## Written task 1:
Starting at the beginning of the records and ending with the line that contains "button[interactable] <box>41 182 63 201</box>", rewrite those lines as a numbered list and leave out any blank lines.

## Page text:

◆ ◆ ◆ ◆ ◆

# wired home network problem



## jeepdriver (Sep 15, 2008)

I have a wired home network using internet connection sharing. (I'm stuck with dial-up) My internet gateway uses XP home. Have 5 other computers sharing the internet connection, file and printer sharing. All the other pc's use XP pro except for one linux machine. I have 2 linksys ezx55w workgroup switches. Everything has been fine until the end of July, one of the XP pro machines suddenly would not connect to the internet, printer, or access files on the other machines. Network connections show it's connected to the lan at 100 Mbps. All lights on the workgroup switches are on, green light is on on the back of the pc where the ethernet cable plugs in. Was going to re-install Windows, but today another XP pro machine started having the same problem. I have the IP addresses configured manually, if I use automatic IP addressing, I have limited or no connectivity. Could I have a bad workgroup switch even though the machines show they are connected at 100 Mbps ? Not sure what to do at this piont. Any help would be appreciated.


----------



## Yin (Sep 21, 2008)

ipconfig in cmd =)


----------



## oily_17 (Sep 21, 2008)

Check out this link for some help on trouble shooting your connection,give the Ping test a try -

http://www.onecomputerguy.com/networking/troubleshoot_internet.htm


----------

◆ ◆ ◆ ◆ ◆

## Data for the task:

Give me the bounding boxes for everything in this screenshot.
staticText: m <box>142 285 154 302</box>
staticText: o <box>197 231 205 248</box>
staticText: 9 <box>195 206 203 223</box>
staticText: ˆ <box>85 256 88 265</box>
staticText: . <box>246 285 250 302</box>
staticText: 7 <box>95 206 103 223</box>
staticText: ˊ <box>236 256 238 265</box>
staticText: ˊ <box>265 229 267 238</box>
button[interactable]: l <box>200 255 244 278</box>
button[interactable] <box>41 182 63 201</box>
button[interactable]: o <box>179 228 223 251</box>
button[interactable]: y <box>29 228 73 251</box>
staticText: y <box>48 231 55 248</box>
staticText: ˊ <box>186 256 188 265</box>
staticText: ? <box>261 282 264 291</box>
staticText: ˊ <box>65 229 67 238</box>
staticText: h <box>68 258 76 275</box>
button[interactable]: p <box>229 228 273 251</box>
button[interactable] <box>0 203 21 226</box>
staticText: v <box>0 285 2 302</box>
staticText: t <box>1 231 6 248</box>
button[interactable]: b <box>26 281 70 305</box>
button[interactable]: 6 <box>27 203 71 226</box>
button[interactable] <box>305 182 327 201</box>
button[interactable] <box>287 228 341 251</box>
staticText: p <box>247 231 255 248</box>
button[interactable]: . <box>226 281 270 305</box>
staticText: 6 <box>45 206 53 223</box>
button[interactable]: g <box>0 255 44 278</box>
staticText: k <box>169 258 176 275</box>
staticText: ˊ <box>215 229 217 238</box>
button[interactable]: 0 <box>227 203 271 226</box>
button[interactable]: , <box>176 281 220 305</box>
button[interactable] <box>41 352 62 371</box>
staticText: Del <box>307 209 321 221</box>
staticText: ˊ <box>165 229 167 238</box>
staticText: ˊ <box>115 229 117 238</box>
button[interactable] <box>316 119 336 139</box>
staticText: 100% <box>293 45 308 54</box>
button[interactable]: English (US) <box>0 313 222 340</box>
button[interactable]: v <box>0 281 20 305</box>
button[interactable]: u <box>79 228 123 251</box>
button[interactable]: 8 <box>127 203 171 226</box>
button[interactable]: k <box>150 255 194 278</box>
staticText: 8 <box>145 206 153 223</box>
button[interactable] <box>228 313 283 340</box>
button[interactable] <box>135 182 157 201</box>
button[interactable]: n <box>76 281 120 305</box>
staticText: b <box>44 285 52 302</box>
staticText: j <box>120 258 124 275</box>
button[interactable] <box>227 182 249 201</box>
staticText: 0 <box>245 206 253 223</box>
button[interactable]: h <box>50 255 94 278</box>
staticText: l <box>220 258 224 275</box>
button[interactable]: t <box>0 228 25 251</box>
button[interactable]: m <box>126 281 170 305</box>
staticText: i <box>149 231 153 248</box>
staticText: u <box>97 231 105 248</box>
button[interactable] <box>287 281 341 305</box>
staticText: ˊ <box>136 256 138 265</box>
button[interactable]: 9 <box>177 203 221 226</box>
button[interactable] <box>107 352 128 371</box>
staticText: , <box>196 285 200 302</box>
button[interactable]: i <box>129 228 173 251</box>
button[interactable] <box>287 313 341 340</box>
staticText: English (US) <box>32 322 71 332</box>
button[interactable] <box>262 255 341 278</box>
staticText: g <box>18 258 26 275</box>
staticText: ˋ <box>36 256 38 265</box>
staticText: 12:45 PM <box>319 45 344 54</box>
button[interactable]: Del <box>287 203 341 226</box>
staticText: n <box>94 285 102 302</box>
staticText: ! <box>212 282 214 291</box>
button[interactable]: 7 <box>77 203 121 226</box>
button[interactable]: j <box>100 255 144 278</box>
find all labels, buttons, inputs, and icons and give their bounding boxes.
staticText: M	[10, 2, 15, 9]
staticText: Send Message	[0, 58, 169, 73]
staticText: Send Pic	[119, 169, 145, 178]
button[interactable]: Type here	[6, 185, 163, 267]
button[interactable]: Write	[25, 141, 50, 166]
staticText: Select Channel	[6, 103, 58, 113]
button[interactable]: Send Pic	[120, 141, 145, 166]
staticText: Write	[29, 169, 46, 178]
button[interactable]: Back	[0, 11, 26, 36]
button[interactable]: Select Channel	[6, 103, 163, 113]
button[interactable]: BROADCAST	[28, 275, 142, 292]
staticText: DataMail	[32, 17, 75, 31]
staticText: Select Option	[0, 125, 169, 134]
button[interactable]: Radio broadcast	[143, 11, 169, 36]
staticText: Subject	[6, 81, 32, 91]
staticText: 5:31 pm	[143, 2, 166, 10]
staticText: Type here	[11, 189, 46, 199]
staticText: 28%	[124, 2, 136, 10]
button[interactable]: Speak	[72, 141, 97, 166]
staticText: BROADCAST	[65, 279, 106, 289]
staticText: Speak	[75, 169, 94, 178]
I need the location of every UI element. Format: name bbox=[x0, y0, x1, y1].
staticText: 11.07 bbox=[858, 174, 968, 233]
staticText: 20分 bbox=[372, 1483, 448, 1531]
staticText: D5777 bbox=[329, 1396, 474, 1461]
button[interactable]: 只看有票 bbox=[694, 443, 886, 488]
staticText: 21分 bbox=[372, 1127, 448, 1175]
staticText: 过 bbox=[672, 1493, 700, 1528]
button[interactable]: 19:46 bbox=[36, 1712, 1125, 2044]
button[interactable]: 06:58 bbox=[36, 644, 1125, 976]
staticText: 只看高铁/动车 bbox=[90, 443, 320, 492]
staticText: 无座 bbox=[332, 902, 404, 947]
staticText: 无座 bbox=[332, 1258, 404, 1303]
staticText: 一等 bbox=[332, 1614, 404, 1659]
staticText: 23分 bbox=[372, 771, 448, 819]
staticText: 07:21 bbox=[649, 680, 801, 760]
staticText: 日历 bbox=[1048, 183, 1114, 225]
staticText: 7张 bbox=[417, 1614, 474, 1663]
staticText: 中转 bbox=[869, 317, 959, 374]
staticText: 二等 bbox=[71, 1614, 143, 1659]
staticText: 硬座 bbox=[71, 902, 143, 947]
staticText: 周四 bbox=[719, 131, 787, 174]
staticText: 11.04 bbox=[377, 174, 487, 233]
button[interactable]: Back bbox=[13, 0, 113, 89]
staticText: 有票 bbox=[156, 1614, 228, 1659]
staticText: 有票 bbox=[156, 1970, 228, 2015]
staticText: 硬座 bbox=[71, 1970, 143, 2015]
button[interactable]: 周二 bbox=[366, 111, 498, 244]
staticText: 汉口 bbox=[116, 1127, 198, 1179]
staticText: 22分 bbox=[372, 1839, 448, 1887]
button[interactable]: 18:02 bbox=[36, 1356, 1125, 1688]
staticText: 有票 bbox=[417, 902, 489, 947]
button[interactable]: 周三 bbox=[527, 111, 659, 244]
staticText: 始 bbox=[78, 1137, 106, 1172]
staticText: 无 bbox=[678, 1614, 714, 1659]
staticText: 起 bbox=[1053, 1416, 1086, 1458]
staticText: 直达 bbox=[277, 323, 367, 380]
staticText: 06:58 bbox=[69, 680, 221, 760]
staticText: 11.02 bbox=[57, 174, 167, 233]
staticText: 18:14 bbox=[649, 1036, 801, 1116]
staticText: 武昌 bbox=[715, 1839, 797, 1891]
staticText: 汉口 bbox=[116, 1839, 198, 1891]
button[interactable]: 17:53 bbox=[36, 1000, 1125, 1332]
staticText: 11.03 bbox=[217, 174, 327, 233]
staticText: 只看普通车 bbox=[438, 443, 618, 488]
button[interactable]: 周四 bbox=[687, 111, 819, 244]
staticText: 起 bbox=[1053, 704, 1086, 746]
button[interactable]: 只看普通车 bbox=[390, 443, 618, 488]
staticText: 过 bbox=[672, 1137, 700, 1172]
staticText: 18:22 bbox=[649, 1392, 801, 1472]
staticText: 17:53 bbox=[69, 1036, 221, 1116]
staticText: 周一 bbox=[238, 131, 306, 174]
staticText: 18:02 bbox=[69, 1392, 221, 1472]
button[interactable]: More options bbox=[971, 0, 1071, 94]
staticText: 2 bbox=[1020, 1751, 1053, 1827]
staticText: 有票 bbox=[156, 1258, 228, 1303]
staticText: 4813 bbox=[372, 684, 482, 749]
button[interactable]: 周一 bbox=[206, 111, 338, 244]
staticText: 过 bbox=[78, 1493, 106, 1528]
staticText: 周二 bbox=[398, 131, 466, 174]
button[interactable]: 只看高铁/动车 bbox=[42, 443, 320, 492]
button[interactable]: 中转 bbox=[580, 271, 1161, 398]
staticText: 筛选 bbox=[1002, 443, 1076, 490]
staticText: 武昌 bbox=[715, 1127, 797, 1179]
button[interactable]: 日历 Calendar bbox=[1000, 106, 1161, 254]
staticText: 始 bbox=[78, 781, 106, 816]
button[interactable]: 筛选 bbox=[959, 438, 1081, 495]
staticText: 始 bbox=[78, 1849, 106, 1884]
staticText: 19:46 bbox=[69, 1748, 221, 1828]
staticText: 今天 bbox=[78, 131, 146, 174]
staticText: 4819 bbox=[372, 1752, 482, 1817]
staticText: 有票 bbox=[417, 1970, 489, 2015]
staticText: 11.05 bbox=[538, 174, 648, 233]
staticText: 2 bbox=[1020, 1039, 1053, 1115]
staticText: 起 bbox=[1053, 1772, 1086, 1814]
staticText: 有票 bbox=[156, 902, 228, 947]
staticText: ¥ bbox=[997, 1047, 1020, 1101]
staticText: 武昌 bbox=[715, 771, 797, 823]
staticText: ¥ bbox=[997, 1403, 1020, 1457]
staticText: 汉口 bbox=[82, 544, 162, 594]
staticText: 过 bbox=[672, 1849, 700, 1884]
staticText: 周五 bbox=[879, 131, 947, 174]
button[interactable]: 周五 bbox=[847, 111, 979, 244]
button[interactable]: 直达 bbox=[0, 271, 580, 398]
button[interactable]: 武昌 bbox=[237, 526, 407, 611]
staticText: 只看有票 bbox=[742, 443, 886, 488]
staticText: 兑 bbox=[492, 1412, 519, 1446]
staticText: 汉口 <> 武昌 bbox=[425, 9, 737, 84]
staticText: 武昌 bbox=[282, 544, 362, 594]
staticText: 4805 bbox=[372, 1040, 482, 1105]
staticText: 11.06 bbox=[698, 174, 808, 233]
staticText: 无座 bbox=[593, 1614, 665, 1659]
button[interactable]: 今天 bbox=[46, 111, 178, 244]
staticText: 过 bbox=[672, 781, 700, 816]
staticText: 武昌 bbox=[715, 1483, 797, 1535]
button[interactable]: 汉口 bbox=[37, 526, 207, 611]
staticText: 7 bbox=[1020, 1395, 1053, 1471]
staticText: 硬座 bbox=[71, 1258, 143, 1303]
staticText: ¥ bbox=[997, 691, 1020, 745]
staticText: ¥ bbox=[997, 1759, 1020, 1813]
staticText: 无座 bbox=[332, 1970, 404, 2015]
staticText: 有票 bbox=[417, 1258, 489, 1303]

◆ ◆ ◆ ◆ ◆

## Written task 2:
Translate this sentence from the forum thread about the wired home network problem into Spanish: "Network connections show it's connected to the lan at 100 Mbps."

## Written reply 1:
1. Give me the bounding boxes for everything in this screenshot.
2. staticText: m <box>142 285 154 302</box>
3. staticText: o <box>197 231 205 248</box>
4. staticText: 9 <box>195 206 203 223</box>
5. staticText: ˆ <box>85 256 88 265</box>
6. staticText: . <box>246 285 250 302</box>
7. staticText: 7 <box>95 206 103 223</box>
8. staticText: ˊ <box>236 256 238 265</box>
9. staticText: ˊ <box>265 229 267 238</box>
10. button[interactable]: l <box>200 255 244 278</box>
11. button[interactable] <box>41 182 63 201</box>

## Written reply 2:
Las conexiones de red muestran que está conectado a la LAN a 100 Mbps.